PROBLEM STATEMENT - Change each occurrence of "Pratinjau" in these lines to "Preview", keeping everything else the same.

(Collection entries)
======

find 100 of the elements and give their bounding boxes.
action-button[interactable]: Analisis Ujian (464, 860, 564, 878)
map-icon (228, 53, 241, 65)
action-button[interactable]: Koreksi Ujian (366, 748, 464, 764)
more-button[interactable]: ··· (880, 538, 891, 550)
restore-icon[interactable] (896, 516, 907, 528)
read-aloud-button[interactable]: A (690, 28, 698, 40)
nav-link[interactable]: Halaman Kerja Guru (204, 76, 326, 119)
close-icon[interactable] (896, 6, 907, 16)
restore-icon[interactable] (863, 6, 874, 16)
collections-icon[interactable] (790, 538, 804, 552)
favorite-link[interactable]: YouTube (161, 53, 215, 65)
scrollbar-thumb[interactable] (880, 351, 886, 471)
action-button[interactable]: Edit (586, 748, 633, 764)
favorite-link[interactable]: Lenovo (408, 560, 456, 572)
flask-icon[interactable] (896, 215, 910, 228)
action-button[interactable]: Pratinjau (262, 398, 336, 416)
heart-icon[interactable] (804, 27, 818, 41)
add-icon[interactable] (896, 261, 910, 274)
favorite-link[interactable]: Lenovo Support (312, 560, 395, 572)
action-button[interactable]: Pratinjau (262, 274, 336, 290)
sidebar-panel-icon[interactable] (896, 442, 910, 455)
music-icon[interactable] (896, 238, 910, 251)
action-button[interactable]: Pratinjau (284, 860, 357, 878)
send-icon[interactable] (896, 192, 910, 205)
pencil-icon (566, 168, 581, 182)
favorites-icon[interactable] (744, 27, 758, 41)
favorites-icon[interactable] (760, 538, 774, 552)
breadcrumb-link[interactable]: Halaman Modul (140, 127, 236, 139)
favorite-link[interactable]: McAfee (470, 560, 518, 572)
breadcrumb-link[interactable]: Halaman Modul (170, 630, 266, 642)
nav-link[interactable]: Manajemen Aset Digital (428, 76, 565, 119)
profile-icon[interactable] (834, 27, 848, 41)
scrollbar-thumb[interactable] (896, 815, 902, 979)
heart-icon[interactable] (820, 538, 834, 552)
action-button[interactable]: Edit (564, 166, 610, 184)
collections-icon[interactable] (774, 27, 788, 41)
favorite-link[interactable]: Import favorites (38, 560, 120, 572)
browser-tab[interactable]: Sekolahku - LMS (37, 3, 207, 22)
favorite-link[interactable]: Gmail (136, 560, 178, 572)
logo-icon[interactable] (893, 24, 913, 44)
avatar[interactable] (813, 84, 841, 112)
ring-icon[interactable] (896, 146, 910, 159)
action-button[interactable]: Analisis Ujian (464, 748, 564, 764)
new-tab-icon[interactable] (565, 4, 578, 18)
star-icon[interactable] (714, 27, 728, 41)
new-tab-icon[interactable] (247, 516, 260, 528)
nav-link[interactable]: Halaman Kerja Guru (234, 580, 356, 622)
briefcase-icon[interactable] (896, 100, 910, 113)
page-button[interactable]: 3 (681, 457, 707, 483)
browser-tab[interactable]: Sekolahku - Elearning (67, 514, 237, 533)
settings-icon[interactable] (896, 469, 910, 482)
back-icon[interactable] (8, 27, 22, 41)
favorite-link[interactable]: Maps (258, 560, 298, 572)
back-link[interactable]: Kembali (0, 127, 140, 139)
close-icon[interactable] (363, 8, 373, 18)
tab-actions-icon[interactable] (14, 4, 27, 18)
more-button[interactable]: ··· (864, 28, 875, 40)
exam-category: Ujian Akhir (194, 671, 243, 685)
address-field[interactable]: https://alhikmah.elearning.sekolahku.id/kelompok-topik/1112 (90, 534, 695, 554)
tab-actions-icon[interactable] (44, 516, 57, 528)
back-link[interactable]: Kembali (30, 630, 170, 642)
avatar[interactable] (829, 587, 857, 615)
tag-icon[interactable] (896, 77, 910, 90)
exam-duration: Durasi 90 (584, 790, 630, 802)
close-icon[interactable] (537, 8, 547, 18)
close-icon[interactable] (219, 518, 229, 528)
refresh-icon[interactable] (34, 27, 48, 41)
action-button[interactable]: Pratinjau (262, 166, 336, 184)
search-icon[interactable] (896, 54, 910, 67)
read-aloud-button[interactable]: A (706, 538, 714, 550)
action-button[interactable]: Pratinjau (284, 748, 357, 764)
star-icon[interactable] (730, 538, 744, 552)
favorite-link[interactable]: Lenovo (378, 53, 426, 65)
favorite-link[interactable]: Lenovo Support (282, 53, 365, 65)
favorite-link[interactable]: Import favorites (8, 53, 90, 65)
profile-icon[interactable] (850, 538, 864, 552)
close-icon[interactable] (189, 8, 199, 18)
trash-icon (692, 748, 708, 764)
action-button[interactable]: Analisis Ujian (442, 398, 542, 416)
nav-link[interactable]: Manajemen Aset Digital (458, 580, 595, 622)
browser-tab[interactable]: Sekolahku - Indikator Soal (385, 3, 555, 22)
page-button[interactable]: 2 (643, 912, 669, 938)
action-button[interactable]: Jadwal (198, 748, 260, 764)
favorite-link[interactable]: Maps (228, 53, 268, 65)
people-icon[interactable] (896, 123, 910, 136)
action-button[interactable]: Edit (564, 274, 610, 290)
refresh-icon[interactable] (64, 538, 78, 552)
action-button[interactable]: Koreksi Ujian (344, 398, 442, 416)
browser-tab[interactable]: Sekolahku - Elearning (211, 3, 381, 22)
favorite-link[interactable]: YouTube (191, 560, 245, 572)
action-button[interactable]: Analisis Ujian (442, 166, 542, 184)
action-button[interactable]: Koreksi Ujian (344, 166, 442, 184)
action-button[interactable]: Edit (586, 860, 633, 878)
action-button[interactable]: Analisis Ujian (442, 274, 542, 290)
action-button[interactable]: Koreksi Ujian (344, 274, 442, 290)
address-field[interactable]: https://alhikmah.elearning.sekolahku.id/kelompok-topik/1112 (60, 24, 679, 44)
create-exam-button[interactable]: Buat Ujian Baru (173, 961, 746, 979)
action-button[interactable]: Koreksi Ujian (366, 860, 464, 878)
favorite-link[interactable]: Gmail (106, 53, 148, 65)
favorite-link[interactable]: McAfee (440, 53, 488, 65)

======

ANSWER FOR THIS EXERCISE -
find 100 of the elements and give their bounding boxes.
action-button[interactable]: Analisis Ujian (464, 860, 564, 878)
map-icon (228, 53, 241, 65)
action-button[interactable]: Koreksi Ujian (366, 748, 464, 764)
more-button[interactable]: ··· (880, 538, 891, 550)
restore-icon[interactable] (896, 516, 907, 528)
read-aloud-button[interactable]: A (690, 28, 698, 40)
nav-link[interactable]: Halaman Kerja Guru (204, 76, 326, 119)
close-icon[interactable] (896, 6, 907, 16)
restore-icon[interactable] (863, 6, 874, 16)
collections-icon[interactable] (790, 538, 804, 552)
favorite-link[interactable]: YouTube (161, 53, 215, 65)
scrollbar-thumb[interactable] (880, 351, 886, 471)
action-button[interactable]: Edit (586, 748, 633, 764)
favorite-link[interactable]: Lenovo (408, 560, 456, 572)
flask-icon[interactable] (896, 215, 910, 228)
action-button[interactable]: Preview (262, 398, 336, 416)
heart-icon[interactable] (804, 27, 818, 41)
add-icon[interactable] (896, 261, 910, 274)
favorite-link[interactable]: Lenovo Support (312, 560, 395, 572)
action-button[interactable]: Preview (262, 274, 336, 290)
sidebar-panel-icon[interactable] (896, 442, 910, 455)
music-icon[interactable] (896, 238, 910, 251)
action-button[interactable]: Preview (284, 860, 357, 878)
send-icon[interactable] (896, 192, 910, 205)
pencil-icon (566, 168, 581, 182)
favorites-icon[interactable] (744, 27, 758, 41)
favorites-icon[interactable] (760, 538, 774, 552)
breadcrumb-link[interactable]: Halaman Modul (140, 127, 236, 139)
favorite-link[interactable]: McAfee (470, 560, 518, 572)
breadcrumb-link[interactable]: Halaman Modul (170, 630, 266, 642)
nav-link[interactable]: Manajemen Aset Digital (428, 76, 565, 119)
profile-icon[interactable] (834, 27, 848, 41)
scrollbar-thumb[interactable] (896, 815, 902, 979)
heart-icon[interactable] (820, 538, 834, 552)
action-button[interactable]: Edit (564, 166, 610, 184)
collections-icon[interactable] (774, 27, 788, 41)
favorite-link[interactable]: Import favorites (38, 560, 120, 572)
browser-tab[interactable]: Sekolahku - LMS (37, 3, 207, 22)
favorite-link[interactable]: Gmail (136, 560, 178, 572)
logo-icon[interactable] (893, 24, 913, 44)
avatar[interactable] (813, 84, 841, 112)
ring-icon[interactable] (896, 146, 910, 159)
action-button[interactable]: Analisis Ujian (464, 748, 564, 764)
new-tab-icon[interactable] (565, 4, 578, 18)
star-icon[interactable] (714, 27, 728, 41)
new-tab-icon[interactable] (247, 516, 260, 528)
nav-link[interactable]: Halaman Kerja Guru (234, 580, 356, 622)
briefcase-icon[interactable] (896, 100, 910, 113)
page-button[interactable]: 3 (681, 457, 707, 483)
browser-tab[interactable]: Sekolahku - Elearning (67, 514, 237, 533)
settings-icon[interactable] (896, 469, 910, 482)
back-icon[interactable] (8, 27, 22, 41)
favorite-link[interactable]: Maps (258, 560, 298, 572)
back-link[interactable]: Kembali (0, 127, 140, 139)
close-icon[interactable] (363, 8, 373, 18)
tab-actions-icon[interactable] (14, 4, 27, 18)
more-button[interactable]: ··· (864, 28, 875, 40)
exam-category: Ujian Akhir (194, 671, 243, 685)
address-field[interactable]: https://alhikmah.elearning.sekolahku.id/kelompok-topik/1112 (90, 534, 695, 554)
tab-actions-icon[interactable] (44, 516, 57, 528)
back-link[interactable]: Kembali (30, 630, 170, 642)
avatar[interactable] (829, 587, 857, 615)
tag-icon[interactable] (896, 77, 910, 90)
exam-duration: Durasi 90 (584, 790, 630, 802)
close-icon[interactable] (537, 8, 547, 18)
close-icon[interactable] (219, 518, 229, 528)
refresh-icon[interactable] (34, 27, 48, 41)
action-button[interactable]: Preview (262, 166, 336, 184)
search-icon[interactable] (896, 54, 910, 67)
read-aloud-button[interactable]: A (706, 538, 714, 550)
action-button[interactable]: Preview (284, 748, 357, 764)
star-icon[interactable] (730, 538, 744, 552)
favorite-link[interactable]: Lenovo (378, 53, 426, 65)
favorite-link[interactable]: Lenovo Support (282, 53, 365, 65)
favorite-link[interactable]: Import favorites (8, 53, 90, 65)
profile-icon[interactable] (850, 538, 864, 552)
close-icon[interactable] (189, 8, 199, 18)
trash-icon (692, 748, 708, 764)
action-button[interactable]: Analisis Ujian (442, 398, 542, 416)
nav-link[interactable]: Manajemen Aset Digital (458, 580, 595, 622)
browser-tab[interactable]: Sekolahku - Indikator Soal (385, 3, 555, 22)
page-button[interactable]: 2 (643, 912, 669, 938)
action-button[interactable]: Jadwal (198, 748, 260, 764)
favorite-link[interactable]: Maps (228, 53, 268, 65)
people-icon[interactable] (896, 123, 910, 136)
action-button[interactable]: Edit (564, 274, 610, 290)
refresh-icon[interactable] (64, 538, 78, 552)
action-button[interactable]: Koreksi Ujian (344, 398, 442, 416)
browser-tab[interactable]: Sekolahku - Elearning (211, 3, 381, 22)
favorite-link[interactable]: YouTube (191, 560, 245, 572)
action-button[interactable]: Analisis Ujian (442, 166, 542, 184)
action-button[interactable]: Koreksi Ujian (344, 166, 442, 184)
action-button[interactable]: Edit (586, 860, 633, 878)
action-button[interactable]: Analisis Ujian (442, 274, 542, 290)
action-button[interactable]: Koreksi Ujian (344, 274, 442, 290)
address-field[interactable]: https://alhikmah.elearning.sekolahku.id/kelompok-topik/1112 (60, 24, 679, 44)
create-exam-button[interactable]: Buat Ujian Baru (173, 961, 746, 979)
action-button[interactable]: Koreksi Ujian (366, 860, 464, 878)
favorite-link[interactable]: Gmail (106, 53, 148, 65)
favorite-link[interactable]: McAfee (440, 53, 488, 65)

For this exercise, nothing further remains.